REQUEST:
Copy out all lines with the word "melyek" in them.

EXERCISE MATERIALS:
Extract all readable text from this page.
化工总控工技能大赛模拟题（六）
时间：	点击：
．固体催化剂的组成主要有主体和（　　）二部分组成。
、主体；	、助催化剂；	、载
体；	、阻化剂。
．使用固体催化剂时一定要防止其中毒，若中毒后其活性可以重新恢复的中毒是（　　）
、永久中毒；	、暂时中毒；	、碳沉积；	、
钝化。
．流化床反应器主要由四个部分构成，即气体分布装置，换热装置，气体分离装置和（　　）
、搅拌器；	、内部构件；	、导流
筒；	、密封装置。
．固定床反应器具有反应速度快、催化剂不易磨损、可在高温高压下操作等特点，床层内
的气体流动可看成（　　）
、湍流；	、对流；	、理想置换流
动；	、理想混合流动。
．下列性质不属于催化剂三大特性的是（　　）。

==

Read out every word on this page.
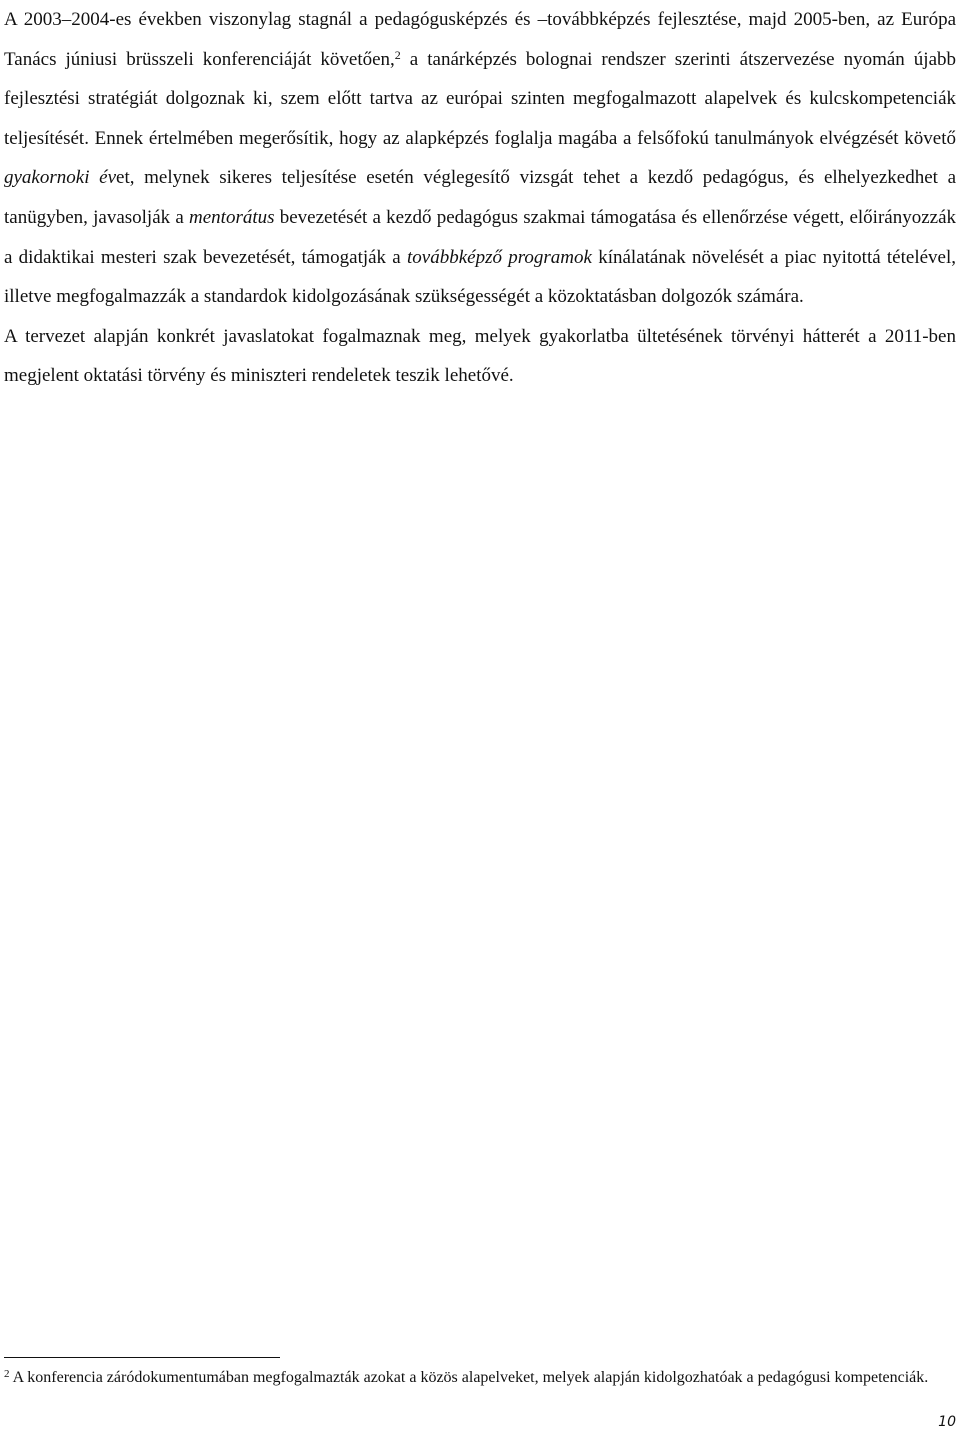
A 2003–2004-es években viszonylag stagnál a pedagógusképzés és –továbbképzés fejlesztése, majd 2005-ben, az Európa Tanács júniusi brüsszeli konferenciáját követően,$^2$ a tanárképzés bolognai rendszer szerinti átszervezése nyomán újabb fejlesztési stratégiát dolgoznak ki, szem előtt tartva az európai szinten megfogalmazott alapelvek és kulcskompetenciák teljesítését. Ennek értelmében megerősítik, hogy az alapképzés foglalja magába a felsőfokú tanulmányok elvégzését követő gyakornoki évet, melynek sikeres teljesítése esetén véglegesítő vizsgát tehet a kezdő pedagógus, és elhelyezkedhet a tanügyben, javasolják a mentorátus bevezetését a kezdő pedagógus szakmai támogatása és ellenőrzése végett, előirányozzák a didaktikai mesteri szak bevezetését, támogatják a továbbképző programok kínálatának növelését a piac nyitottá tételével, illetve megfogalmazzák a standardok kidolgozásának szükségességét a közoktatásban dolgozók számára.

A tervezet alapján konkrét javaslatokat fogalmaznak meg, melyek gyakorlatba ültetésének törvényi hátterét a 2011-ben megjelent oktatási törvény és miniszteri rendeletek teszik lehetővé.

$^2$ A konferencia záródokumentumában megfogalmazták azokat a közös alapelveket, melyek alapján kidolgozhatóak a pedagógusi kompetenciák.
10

OUTPUT OF THE EXERCISE:
A tervezet alapján konkrét javaslatokat fogalmaznak meg, melyek gyakorlatba ültetésének törvényi hátterét a 2011-ben megjelent oktatási törvény és miniszteri rendeletek teszik lehetővé.
$^2$ A konferencia záródokumentumában megfogalmazták azokat a közös alapelveket, melyek alapján kidolgozhatóak a pedagógusi kompetenciák.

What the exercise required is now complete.